_Task details_. Can you lay out all the items below as a numbered list, leaving out any blank lines?
## START Extracted information
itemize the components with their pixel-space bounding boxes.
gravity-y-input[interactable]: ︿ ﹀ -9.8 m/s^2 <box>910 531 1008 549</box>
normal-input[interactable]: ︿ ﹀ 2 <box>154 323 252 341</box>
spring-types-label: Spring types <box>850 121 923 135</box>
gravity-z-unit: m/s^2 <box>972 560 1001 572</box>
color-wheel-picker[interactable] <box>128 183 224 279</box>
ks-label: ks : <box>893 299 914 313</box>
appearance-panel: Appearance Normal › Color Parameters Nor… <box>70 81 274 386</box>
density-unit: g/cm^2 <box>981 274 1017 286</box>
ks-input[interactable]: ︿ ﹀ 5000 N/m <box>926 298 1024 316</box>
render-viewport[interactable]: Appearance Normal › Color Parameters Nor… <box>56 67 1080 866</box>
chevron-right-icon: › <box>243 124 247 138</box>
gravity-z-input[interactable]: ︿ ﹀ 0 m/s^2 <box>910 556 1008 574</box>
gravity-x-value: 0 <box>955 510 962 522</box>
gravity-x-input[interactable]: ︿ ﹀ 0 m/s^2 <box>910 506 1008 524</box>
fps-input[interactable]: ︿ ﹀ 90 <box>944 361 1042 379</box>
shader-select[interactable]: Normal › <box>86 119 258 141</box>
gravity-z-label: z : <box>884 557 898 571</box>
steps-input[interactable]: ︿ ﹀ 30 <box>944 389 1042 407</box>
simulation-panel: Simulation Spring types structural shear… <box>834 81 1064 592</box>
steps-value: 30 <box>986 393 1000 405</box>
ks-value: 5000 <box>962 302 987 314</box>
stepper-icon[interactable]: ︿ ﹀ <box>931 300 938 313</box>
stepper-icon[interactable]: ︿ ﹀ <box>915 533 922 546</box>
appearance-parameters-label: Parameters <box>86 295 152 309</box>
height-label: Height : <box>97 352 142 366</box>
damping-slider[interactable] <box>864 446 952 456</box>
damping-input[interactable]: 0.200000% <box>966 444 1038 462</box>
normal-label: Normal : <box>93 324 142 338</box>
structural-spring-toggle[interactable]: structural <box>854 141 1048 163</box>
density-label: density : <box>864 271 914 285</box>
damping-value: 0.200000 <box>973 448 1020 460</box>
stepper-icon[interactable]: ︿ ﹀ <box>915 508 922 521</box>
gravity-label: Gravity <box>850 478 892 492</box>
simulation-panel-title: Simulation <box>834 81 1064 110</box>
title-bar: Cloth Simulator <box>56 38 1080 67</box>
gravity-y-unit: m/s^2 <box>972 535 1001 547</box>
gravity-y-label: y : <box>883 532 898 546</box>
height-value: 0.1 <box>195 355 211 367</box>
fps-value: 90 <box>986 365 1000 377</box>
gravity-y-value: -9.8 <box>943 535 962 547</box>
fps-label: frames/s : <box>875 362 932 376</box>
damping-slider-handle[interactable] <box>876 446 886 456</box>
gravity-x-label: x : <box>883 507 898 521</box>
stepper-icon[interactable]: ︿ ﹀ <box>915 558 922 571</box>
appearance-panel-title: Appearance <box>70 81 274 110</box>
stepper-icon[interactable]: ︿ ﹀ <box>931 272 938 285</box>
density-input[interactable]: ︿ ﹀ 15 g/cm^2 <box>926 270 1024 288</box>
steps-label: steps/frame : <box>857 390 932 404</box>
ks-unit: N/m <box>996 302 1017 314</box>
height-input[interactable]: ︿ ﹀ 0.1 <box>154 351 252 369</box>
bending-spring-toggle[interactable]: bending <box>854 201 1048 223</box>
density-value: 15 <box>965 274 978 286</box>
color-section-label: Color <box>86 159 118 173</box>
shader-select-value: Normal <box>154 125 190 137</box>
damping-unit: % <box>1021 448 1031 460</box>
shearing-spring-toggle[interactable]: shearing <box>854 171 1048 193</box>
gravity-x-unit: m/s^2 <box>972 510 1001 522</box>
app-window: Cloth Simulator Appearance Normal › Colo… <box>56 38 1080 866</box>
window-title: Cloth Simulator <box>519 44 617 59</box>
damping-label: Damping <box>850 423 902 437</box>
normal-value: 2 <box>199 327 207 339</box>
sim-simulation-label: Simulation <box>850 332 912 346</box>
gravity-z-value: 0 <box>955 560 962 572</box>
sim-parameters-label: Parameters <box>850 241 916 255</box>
## END Extracted information
_Result of this task_.
1. itemize the components with their pixel-space bounding boxes.
2. gravity-y-input[interactable]: ︿ ﹀ -9.8 m/s^2 <box>910 531 1008 549</box>
3. normal-input[interactable]: ︿ ﹀ 2 <box>154 323 252 341</box>
4. spring-types-label: Spring types <box>850 121 923 135</box>
5. gravity-z-unit: m/s^2 <box>972 560 1001 572</box>
6. color-wheel-picker[interactable] <box>128 183 224 279</box>
7. ks-label: ks : <box>893 299 914 313</box>
8. appearance-panel: Appearance Normal › Color Parameters Nor… <box>70 81 274 386</box>
9. density-unit: g/cm^2 <box>981 274 1017 286</box>
10. ks-input[interactable]: ︿ ﹀ 5000 N/m <box>926 298 1024 316</box>
11. render-viewport[interactable]: Appearance Normal › Color Parameters Nor… <box>56 67 1080 866</box>
12. chevron-right-icon: › <box>243 124 247 138</box>
13. gravity-z-input[interactable]: ︿ ﹀ 0 m/s^2 <box>910 556 1008 574</box>
14. gravity-x-value: 0 <box>955 510 962 522</box>
15. gravity-x-input[interactable]: ︿ ﹀ 0 m/s^2 <box>910 506 1008 524</box>
16. fps-input[interactable]: ︿ ﹀ 90 <box>944 361 1042 379</box>
17. shader-select[interactable]: Normal › <box>86 119 258 141</box>
18. gravity-z-label: z : <box>884 557 898 571</box>
19. steps-input[interactable]: ︿ ﹀ 30 <box>944 389 1042 407</box>
20. simulation-panel: Simulation Spring types structural shear… <box>834 81 1064 592</box>
21. steps-value: 30 <box>986 393 1000 405</box>
22. ks-value: 5000 <box>962 302 987 314</box>
23. stepper-icon[interactable]: ︿ ﹀ <box>931 300 938 313</box>
24. stepper-icon[interactable]: ︿ ﹀ <box>915 533 922 546</box>
25. appearance-parameters-label: Parameters <box>86 295 152 309</box>
26. height-label: Height : <box>97 352 142 366</box>
27. damping-slider[interactable] <box>864 446 952 456</box>
28. damping-input[interactable]: 0.200000% <box>966 444 1038 462</box>
29. normal-label: Normal : <box>93 324 142 338</box>
30. structural-spring-toggle[interactable]: structural <box>854 141 1048 163</box>
31. density-label: density : <box>864 271 914 285</box>
32. damping-value: 0.200000 <box>973 448 1020 460</box>
33. stepper-icon[interactable]: ︿ ﹀ <box>915 508 922 521</box>
34. gravity-label: Gravity <box>850 478 892 492</box>
35. simulation-panel-title: Simulation <box>834 81 1064 110</box>
36. title-bar: Cloth Simulator <box>56 38 1080 67</box>
37. gravity-y-unit: m/s^2 <box>972 535 1001 547</box>
38. gravity-y-label: y : <box>883 532 898 546</box>
39. height-value: 0.1 <box>195 355 211 367</box>
40. fps-value: 90 <box>986 365 1000 377</box>
41. gravity-y-value: -9.8 <box>943 535 962 547</box>
42. fps-label: frames/s : <box>875 362 932 376</box>
43. damping-slider-handle[interactable] <box>876 446 886 456</box>
44. gravity-x-label: x : <box>883 507 898 521</box>
45. stepper-icon[interactable]: ︿ ﹀ <box>915 558 922 571</box>
46. appearance-panel-title: Appearance <box>70 81 274 110</box>
47. stepper-icon[interactable]: ︿ ﹀ <box>931 272 938 285</box>
48. density-input[interactable]: ︿ ﹀ 15 g/cm^2 <box>926 270 1024 288</box>
49. steps-label: steps/frame : <box>857 390 932 404</box>
50. ks-unit: N/m <box>996 302 1017 314</box>
51. height-input[interactable]: ︿ ﹀ 0.1 <box>154 351 252 369</box>
52. bending-spring-toggle[interactable]: bending <box>854 201 1048 223</box>
53. density-value: 15 <box>965 274 978 286</box>
54. color-section-label: Color <box>86 159 118 173</box>
55. shader-select-value: Normal <box>154 125 190 137</box>
56. damping-unit: % <box>1021 448 1031 460</box>
57. shearing-spring-toggle[interactable]: shearing <box>854 171 1048 193</box>
58. gravity-x-unit: m/s^2 <box>972 510 1001 522</box>
59. app-window: Cloth Simulator Appearance Normal › Colo… <box>56 38 1080 866</box>
60. window-title: Cloth Simulator <box>519 44 617 59</box>
61. damping-label: Damping <box>850 423 902 437</box>
62. normal-value: 2 <box>199 327 207 339</box>
63. sim-simulation-label: Simulation <box>850 332 912 346</box>
64. gravity-z-value: 0 <box>955 560 962 572</box>
65. sim-parameters-label: Parameters <box>850 241 916 255</box>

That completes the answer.